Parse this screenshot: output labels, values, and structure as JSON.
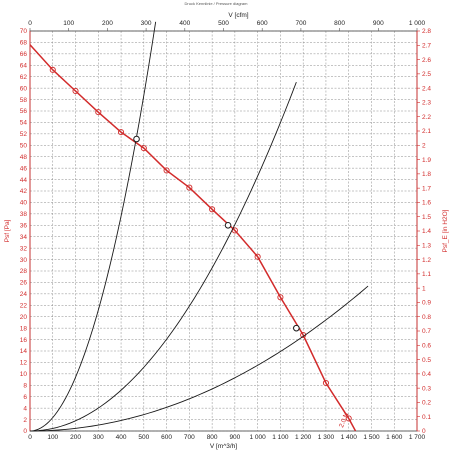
{
  "chart_data": {
    "type": "line",
    "title": "Druck Kennlinie / Pressure diagram",
    "colors": {
      "pressure": "#d22b2b",
      "system": "#1a1a1a",
      "grid": "#8a8a8a",
      "frame": "#555555"
    },
    "x_bottom": {
      "label": "V [m^3/h]",
      "range": [
        0,
        1700
      ],
      "ticks": [
        "0",
        "100",
        "200",
        "300",
        "400",
        "500",
        "600",
        "700",
        "800",
        "900",
        "1 000",
        "1 100",
        "1 200",
        "1 300",
        "1 400",
        "1 500",
        "1 600",
        "1 700"
      ]
    },
    "x_top": {
      "label": "V [cfm]",
      "range": [
        0,
        1000
      ],
      "ticks": [
        "0",
        "100",
        "200",
        "300",
        "400",
        "500",
        "600",
        "700",
        "800",
        "900",
        "1 000"
      ]
    },
    "y_left": {
      "label": "Psf [Pa]",
      "range": [
        0,
        70
      ],
      "ticks": [
        "0",
        "2",
        "4",
        "6",
        "8",
        "10",
        "12",
        "14",
        "16",
        "18",
        "20",
        "22",
        "24",
        "26",
        "28",
        "30",
        "32",
        "34",
        "36",
        "38",
        "40",
        "42",
        "44",
        "46",
        "48",
        "50",
        "52",
        "54",
        "56",
        "58",
        "60",
        "62",
        "64",
        "66",
        "68",
        "70"
      ]
    },
    "y_right": {
      "label": "Psf_E [in H2O]",
      "range": [
        0,
        2.8
      ],
      "ticks": [
        "0",
        "0.1",
        "0.2",
        "0.3",
        "0.4",
        "0.5",
        "0.6",
        "0.7",
        "0.8",
        "0.9",
        "1",
        "1.1",
        "1.2",
        "1.3",
        "1.4",
        "1.5",
        "1.6",
        "1.7",
        "1.8",
        "1.9",
        "2",
        "2.1",
        "2.2",
        "2.3",
        "2.4",
        "2.5",
        "2.6",
        "2.7",
        "2.8"
      ]
    },
    "grid": true,
    "series": [
      {
        "type": "fan_curve",
        "points": [
          [
            0,
            67.6
          ],
          [
            100,
            63.2
          ],
          [
            200,
            59.5
          ],
          [
            300,
            55.8
          ],
          [
            400,
            52.3
          ],
          [
            500,
            49.5
          ],
          [
            600,
            45.6
          ],
          [
            700,
            42.6
          ],
          [
            800,
            38.8
          ],
          [
            900,
            35.1
          ],
          [
            1000,
            30.5
          ],
          [
            1100,
            23.4
          ],
          [
            1200,
            16.8
          ],
          [
            1300,
            8.4
          ],
          [
            1400,
            2.2
          ],
          [
            1430,
            0
          ]
        ],
        "markers": [
          [
            100,
            63.2
          ],
          [
            200,
            59.5
          ],
          [
            300,
            55.8
          ],
          [
            400,
            52.3
          ],
          [
            500,
            49.5
          ],
          [
            600,
            45.6
          ],
          [
            700,
            42.6
          ],
          [
            800,
            38.8
          ],
          [
            900,
            35.1
          ],
          [
            1000,
            30.5
          ],
          [
            1100,
            23.4
          ],
          [
            1200,
            16.8
          ],
          [
            1300,
            8.4
          ],
          [
            1400,
            2.2
          ]
        ],
        "end_label": "2.0 N"
      },
      {
        "type": "system_curve",
        "k": 0.000235,
        "x_max": 552
      },
      {
        "type": "system_curve",
        "k": 4.46e-05,
        "x_max": 1170
      },
      {
        "type": "system_curve",
        "k": 1.15e-05,
        "x_max": 1485
      }
    ],
    "operating_points": [
      [
        468,
        51.1
      ],
      [
        870,
        36.0
      ],
      [
        1170,
        18.0
      ]
    ]
  }
}
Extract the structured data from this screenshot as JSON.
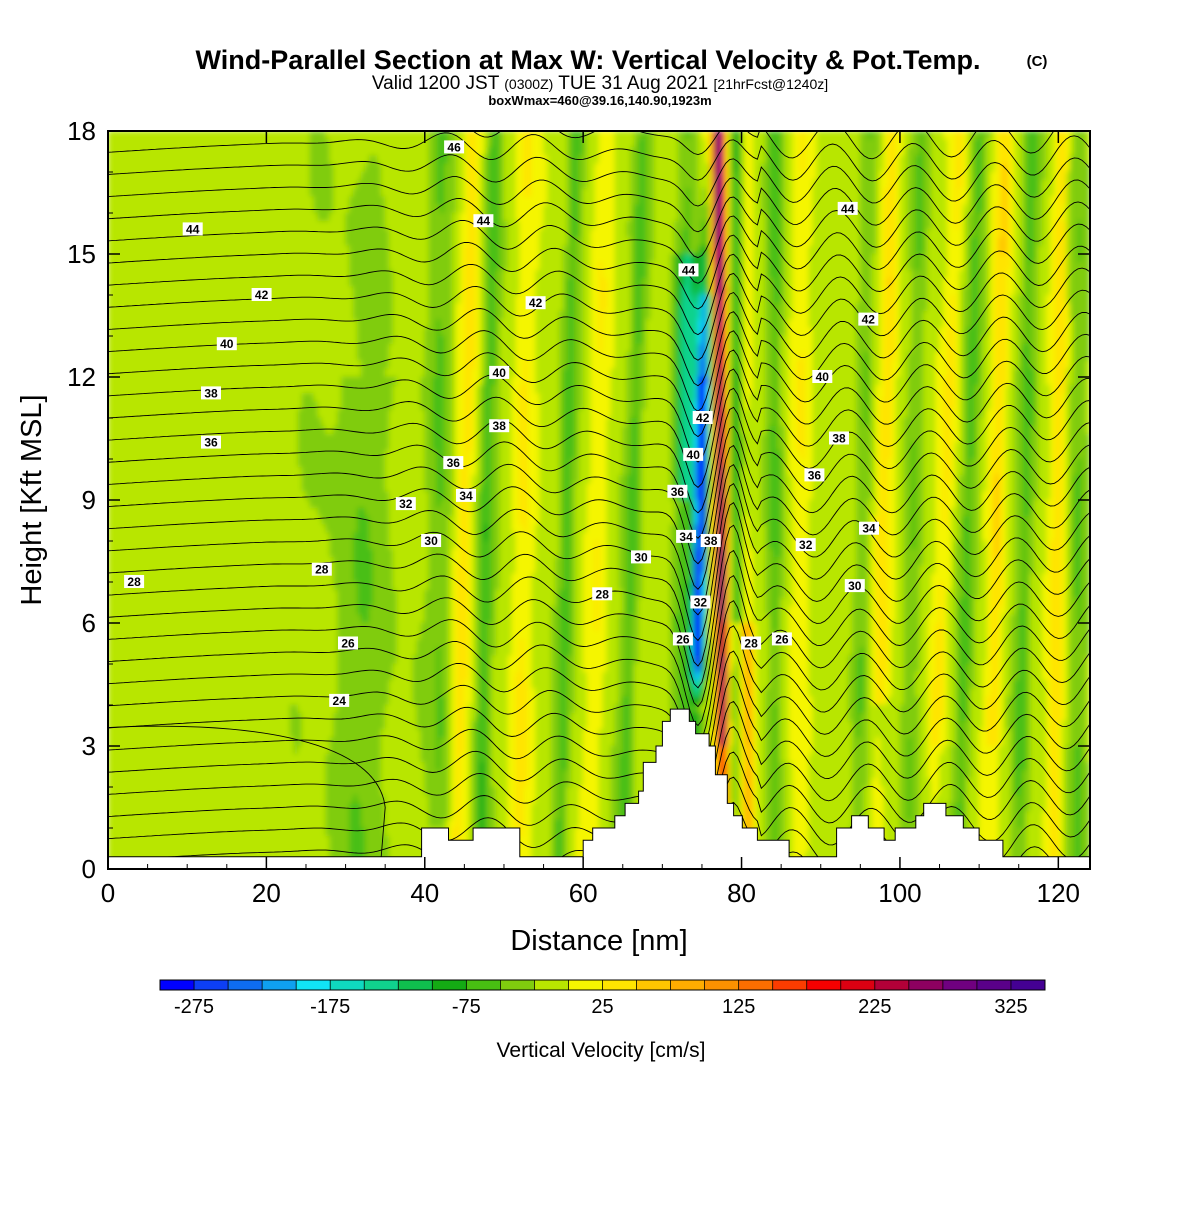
{
  "title": {
    "main": "Wind-Parallel Section at Max W: Vertical Velocity & Pot.Temp.",
    "copyright": "(C)",
    "valid_prefix": "Valid 1200 JST",
    "valid_utc": "(0300Z)",
    "valid_date": "TUE 31 Aug 2021",
    "forecast": "[21hrFcst@1240z]",
    "box": "boxWmax=460@39.16,140.90,1923m"
  },
  "chart_data": {
    "type": "heatmap",
    "xlabel": "Distance [nm]",
    "ylabel": "Height [Kft MSL]",
    "xlim": [
      0,
      124
    ],
    "ylim": [
      0,
      18
    ],
    "x_ticks": [
      0,
      20,
      40,
      60,
      80,
      100,
      120
    ],
    "y_ticks": [
      0,
      3,
      6,
      9,
      12,
      15,
      18
    ],
    "x_tick_labels": [
      "0",
      "20",
      "40",
      "60",
      "80",
      "100",
      "120"
    ],
    "y_tick_labels": [
      "0",
      "3",
      "6",
      "9",
      "12",
      "15",
      "18"
    ],
    "colorbar": {
      "label": "Vertical Velocity [cm/s]",
      "min": -300,
      "max": 350,
      "step": 25,
      "tick_values": [
        -275,
        -175,
        -75,
        25,
        125,
        225,
        325
      ],
      "tick_labels": [
        "-275",
        "-175",
        "-75",
        "25",
        "125",
        "225",
        "325"
      ],
      "colors": [
        "#0000ff",
        "#0d3ff5",
        "#0e6cf0",
        "#0fa0f0",
        "#11e3f5",
        "#0fd9c0",
        "#10d28d",
        "#0fbf4e",
        "#14ab14",
        "#48bf12",
        "#80cc0e",
        "#b8e600",
        "#f5f500",
        "#ffe400",
        "#ffc600",
        "#ffac00",
        "#fb9100",
        "#fb6e00",
        "#fb3c00",
        "#f50000",
        "#dc0012",
        "#b20038",
        "#8d0060",
        "#700080",
        "#5a0089",
        "#440093"
      ]
    },
    "contour_labels": [
      {
        "x": 3.3,
        "y": 7.0,
        "text": "28"
      },
      {
        "x": 27.0,
        "y": 7.3,
        "text": "28"
      },
      {
        "x": 30.3,
        "y": 5.5,
        "text": "26"
      },
      {
        "x": 29.2,
        "y": 4.1,
        "text": "24"
      },
      {
        "x": 10.7,
        "y": 15.6,
        "text": "44"
      },
      {
        "x": 19.4,
        "y": 14.0,
        "text": "42"
      },
      {
        "x": 15.0,
        "y": 12.8,
        "text": "40"
      },
      {
        "x": 13.0,
        "y": 11.6,
        "text": "38"
      },
      {
        "x": 13.0,
        "y": 10.4,
        "text": "36"
      },
      {
        "x": 37.6,
        "y": 8.9,
        "text": "32"
      },
      {
        "x": 40.8,
        "y": 8.0,
        "text": "30"
      },
      {
        "x": 43.7,
        "y": 17.6,
        "text": "46"
      },
      {
        "x": 47.4,
        "y": 15.8,
        "text": "44"
      },
      {
        "x": 54.0,
        "y": 13.8,
        "text": "42"
      },
      {
        "x": 49.4,
        "y": 12.1,
        "text": "40"
      },
      {
        "x": 49.4,
        "y": 10.8,
        "text": "38"
      },
      {
        "x": 43.6,
        "y": 9.9,
        "text": "36"
      },
      {
        "x": 45.2,
        "y": 9.1,
        "text": "34"
      },
      {
        "x": 67.3,
        "y": 7.6,
        "text": "30"
      },
      {
        "x": 62.4,
        "y": 6.7,
        "text": "28"
      },
      {
        "x": 72.6,
        "y": 5.6,
        "text": "26"
      },
      {
        "x": 73.3,
        "y": 14.6,
        "text": "44"
      },
      {
        "x": 75.1,
        "y": 11.0,
        "text": "42"
      },
      {
        "x": 73.9,
        "y": 10.1,
        "text": "40"
      },
      {
        "x": 71.9,
        "y": 9.2,
        "text": "36"
      },
      {
        "x": 73.0,
        "y": 8.1,
        "text": "34"
      },
      {
        "x": 76.1,
        "y": 8.0,
        "text": "38"
      },
      {
        "x": 74.8,
        "y": 6.5,
        "text": "32"
      },
      {
        "x": 81.2,
        "y": 5.5,
        "text": "28"
      },
      {
        "x": 85.1,
        "y": 5.6,
        "text": "26"
      },
      {
        "x": 93.4,
        "y": 16.1,
        "text": "44"
      },
      {
        "x": 96.0,
        "y": 13.4,
        "text": "42"
      },
      {
        "x": 90.2,
        "y": 12.0,
        "text": "40"
      },
      {
        "x": 92.3,
        "y": 10.5,
        "text": "38"
      },
      {
        "x": 89.2,
        "y": 9.6,
        "text": "36"
      },
      {
        "x": 96.1,
        "y": 8.3,
        "text": "34"
      },
      {
        "x": 88.1,
        "y": 7.9,
        "text": "32"
      },
      {
        "x": 94.3,
        "y": 6.9,
        "text": "30"
      }
    ],
    "terrain_profile": [
      [
        0,
        0.3
      ],
      [
        39.6,
        0.3
      ],
      [
        39.6,
        1.0
      ],
      [
        43.0,
        1.0
      ],
      [
        43.0,
        0.7
      ],
      [
        46.1,
        0.7
      ],
      [
        46.1,
        1.0
      ],
      [
        52.0,
        1.0
      ],
      [
        52.0,
        0.3
      ],
      [
        60.0,
        0.3
      ],
      [
        60.0,
        0.7
      ],
      [
        61.2,
        0.7
      ],
      [
        61.2,
        1.0
      ],
      [
        64.0,
        1.0
      ],
      [
        64.0,
        1.3
      ],
      [
        65.3,
        1.3
      ],
      [
        65.3,
        1.6
      ],
      [
        67.0,
        1.6
      ],
      [
        67.0,
        1.9
      ],
      [
        67.6,
        1.9
      ],
      [
        67.6,
        2.6
      ],
      [
        69.2,
        2.6
      ],
      [
        69.2,
        3.0
      ],
      [
        70.0,
        3.0
      ],
      [
        70.0,
        3.6
      ],
      [
        71.0,
        3.6
      ],
      [
        71.0,
        3.9
      ],
      [
        73.4,
        3.9
      ],
      [
        73.4,
        3.6
      ],
      [
        74.2,
        3.6
      ],
      [
        74.2,
        3.3
      ],
      [
        75.9,
        3.3
      ],
      [
        75.9,
        3.0
      ],
      [
        76.7,
        3.0
      ],
      [
        76.7,
        2.3
      ],
      [
        78.2,
        2.3
      ],
      [
        78.2,
        1.6
      ],
      [
        79.0,
        1.6
      ],
      [
        79.0,
        1.3
      ],
      [
        80.1,
        1.3
      ],
      [
        80.1,
        1.0
      ],
      [
        82.0,
        1.0
      ],
      [
        82.0,
        0.7
      ],
      [
        86.0,
        0.7
      ],
      [
        86.0,
        0.3
      ],
      [
        92.0,
        0.3
      ],
      [
        92.0,
        1.0
      ],
      [
        93.9,
        1.0
      ],
      [
        93.9,
        1.3
      ],
      [
        96.0,
        1.3
      ],
      [
        96.0,
        1.0
      ],
      [
        98.0,
        1.0
      ],
      [
        98.0,
        0.7
      ],
      [
        99.4,
        0.7
      ],
      [
        99.4,
        1.0
      ],
      [
        102.0,
        1.0
      ],
      [
        102.0,
        1.3
      ],
      [
        103.0,
        1.3
      ],
      [
        103.0,
        1.6
      ],
      [
        105.8,
        1.6
      ],
      [
        105.8,
        1.3
      ],
      [
        108.0,
        1.3
      ],
      [
        108.0,
        1.0
      ],
      [
        110.0,
        1.0
      ],
      [
        110.0,
        0.7
      ],
      [
        113.0,
        0.7
      ],
      [
        113.0,
        0.3
      ],
      [
        124,
        0.3
      ]
    ]
  }
}
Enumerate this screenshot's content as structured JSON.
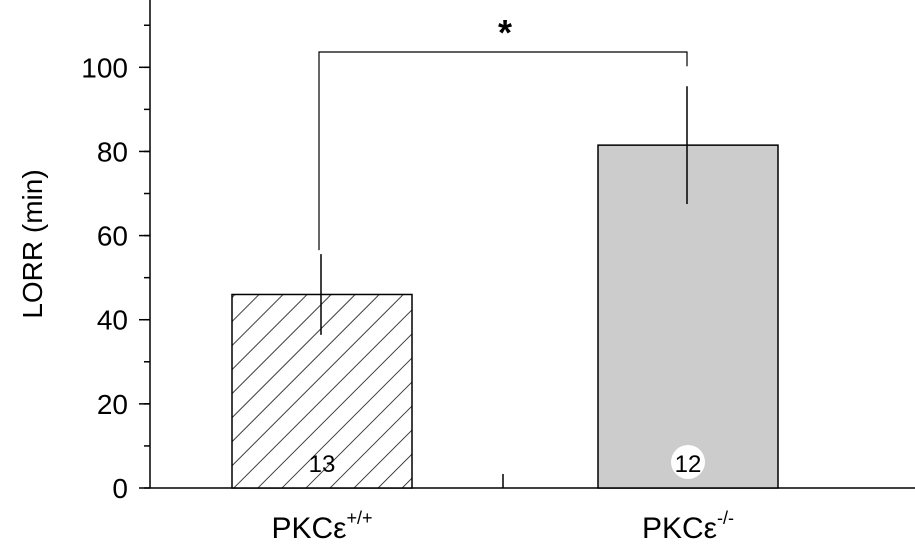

- PROBLEM STATEMENT:
Using the records above, copy every line that has the word "screenshot" in it.

- TASK SOLUTION:
Parse this screenshot: output labels, values, and structure as JSON.
Extract the structured data from this screenshot as JSON.
Enumerate this screenshot's content as structured JSON.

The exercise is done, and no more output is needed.